### INPUT MATERIAL
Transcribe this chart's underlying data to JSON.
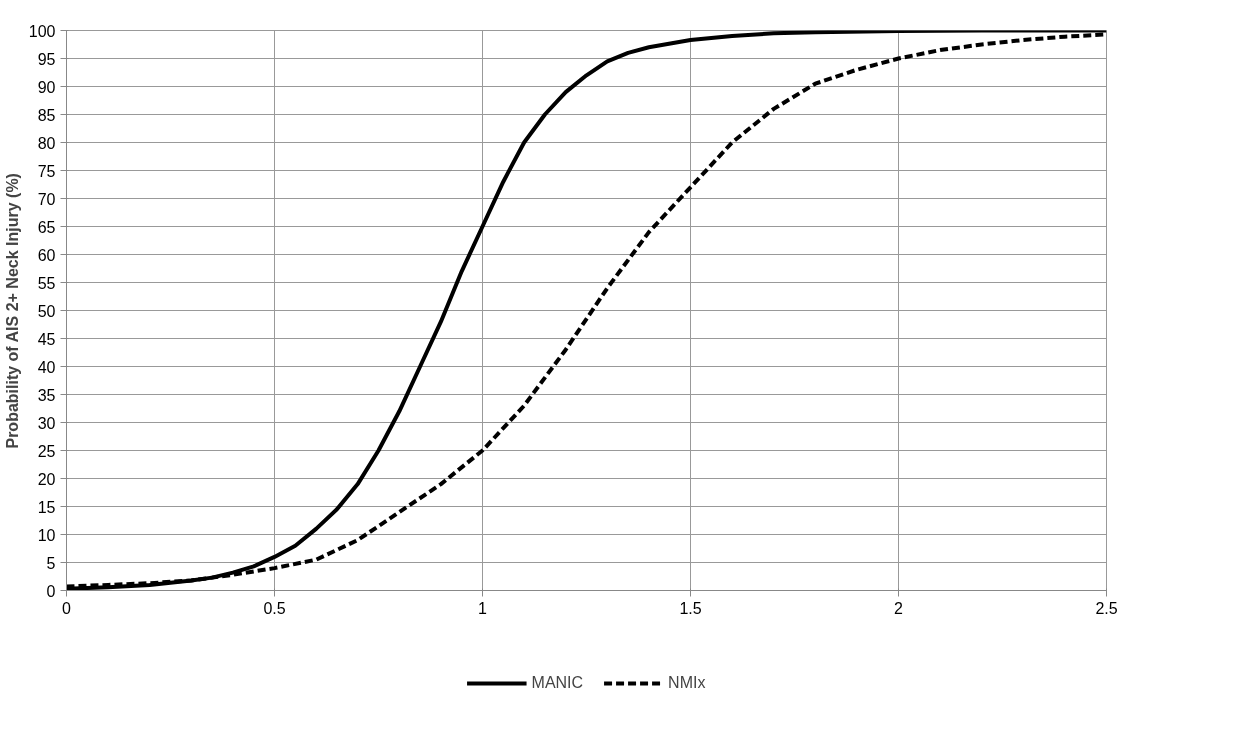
{
  "chart_data": {
    "type": "line",
    "ylabel": "Probability of AIS 2+ Neck Injury (%)",
    "xlim": [
      0,
      2.5
    ],
    "ylim": [
      0,
      100
    ],
    "xticks": [
      0,
      0.5,
      1,
      1.5,
      2,
      2.5
    ],
    "yticks": [
      0,
      5,
      10,
      15,
      20,
      25,
      30,
      35,
      40,
      45,
      50,
      55,
      60,
      65,
      70,
      75,
      80,
      85,
      90,
      95,
      100
    ],
    "grid": true,
    "legend": "bottom",
    "marker": "none",
    "series": [
      {
        "name": "MANIC",
        "color": "#000000",
        "line_style": "solid",
        "x": [
          0,
          0.1,
          0.2,
          0.3,
          0.35,
          0.4,
          0.45,
          0.5,
          0.55,
          0.6,
          0.65,
          0.7,
          0.75,
          0.8,
          0.85,
          0.9,
          0.95,
          1.0,
          1.05,
          1.1,
          1.15,
          1.2,
          1.25,
          1.3,
          1.35,
          1.4,
          1.5,
          1.6,
          1.7,
          1.8,
          2.0,
          2.2,
          2.5
        ],
        "values": [
          0.3,
          0.6,
          1.0,
          1.8,
          2.3,
          3.2,
          4.3,
          6,
          8,
          11,
          14.5,
          19,
          25,
          32,
          40,
          48,
          57,
          65,
          73,
          80,
          85,
          89,
          92,
          94.5,
          96,
          97,
          98.3,
          99,
          99.5,
          99.7,
          99.9,
          100,
          100
        ]
      },
      {
        "name": "NMIx",
        "color": "#000000",
        "line_style": "dashed",
        "x": [
          0,
          0.1,
          0.2,
          0.3,
          0.4,
          0.5,
          0.6,
          0.7,
          0.8,
          0.9,
          1.0,
          1.1,
          1.2,
          1.3,
          1.4,
          1.5,
          1.6,
          1.7,
          1.8,
          1.9,
          2.0,
          2.1,
          2.2,
          2.3,
          2.4,
          2.5
        ],
        "values": [
          0.7,
          1.0,
          1.3,
          1.8,
          2.8,
          4,
          5.5,
          9,
          14,
          19,
          25,
          33,
          43,
          54,
          64,
          72,
          80,
          86,
          90.5,
          93,
          95,
          96.5,
          97.5,
          98.3,
          98.9,
          99.3
        ]
      }
    ]
  }
}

### EXERCISE DIRECTIONS
Restate the whole listing above exactly, except for its images.

### TASK SOLUTION
Transcribe this chart's underlying data to JSON.
{
  "chart_data": {
    "type": "line",
    "ylabel": "Probability of AIS 2+ Neck Injury (%)",
    "xlim": [
      0,
      2.5
    ],
    "ylim": [
      0,
      100
    ],
    "xticks": [
      0,
      0.5,
      1,
      1.5,
      2,
      2.5
    ],
    "yticks": [
      0,
      5,
      10,
      15,
      20,
      25,
      30,
      35,
      40,
      45,
      50,
      55,
      60,
      65,
      70,
      75,
      80,
      85,
      90,
      95,
      100
    ],
    "grid": true,
    "legend": "bottom",
    "marker": "none",
    "series": [
      {
        "name": "MANIC",
        "color": "#000000",
        "line_style": "solid",
        "x": [
          0,
          0.1,
          0.2,
          0.3,
          0.35,
          0.4,
          0.45,
          0.5,
          0.55,
          0.6,
          0.65,
          0.7,
          0.75,
          0.8,
          0.85,
          0.9,
          0.95,
          1.0,
          1.05,
          1.1,
          1.15,
          1.2,
          1.25,
          1.3,
          1.35,
          1.4,
          1.5,
          1.6,
          1.7,
          1.8,
          2.0,
          2.2,
          2.5
        ],
        "values": [
          0.3,
          0.6,
          1.0,
          1.8,
          2.3,
          3.2,
          4.3,
          6,
          8,
          11,
          14.5,
          19,
          25,
          32,
          40,
          48,
          57,
          65,
          73,
          80,
          85,
          89,
          92,
          94.5,
          96,
          97,
          98.3,
          99,
          99.5,
          99.7,
          99.9,
          100,
          100
        ]
      },
      {
        "name": "NMIx",
        "color": "#000000",
        "line_style": "dashed",
        "x": [
          0,
          0.1,
          0.2,
          0.3,
          0.4,
          0.5,
          0.6,
          0.7,
          0.8,
          0.9,
          1.0,
          1.1,
          1.2,
          1.3,
          1.4,
          1.5,
          1.6,
          1.7,
          1.8,
          1.9,
          2.0,
          2.1,
          2.2,
          2.3,
          2.4,
          2.5
        ],
        "values": [
          0.7,
          1.0,
          1.3,
          1.8,
          2.8,
          4,
          5.5,
          9,
          14,
          19,
          25,
          33,
          43,
          54,
          64,
          72,
          80,
          86,
          90.5,
          93,
          95,
          96.5,
          97.5,
          98.3,
          98.9,
          99.3
        ]
      }
    ]
  }
}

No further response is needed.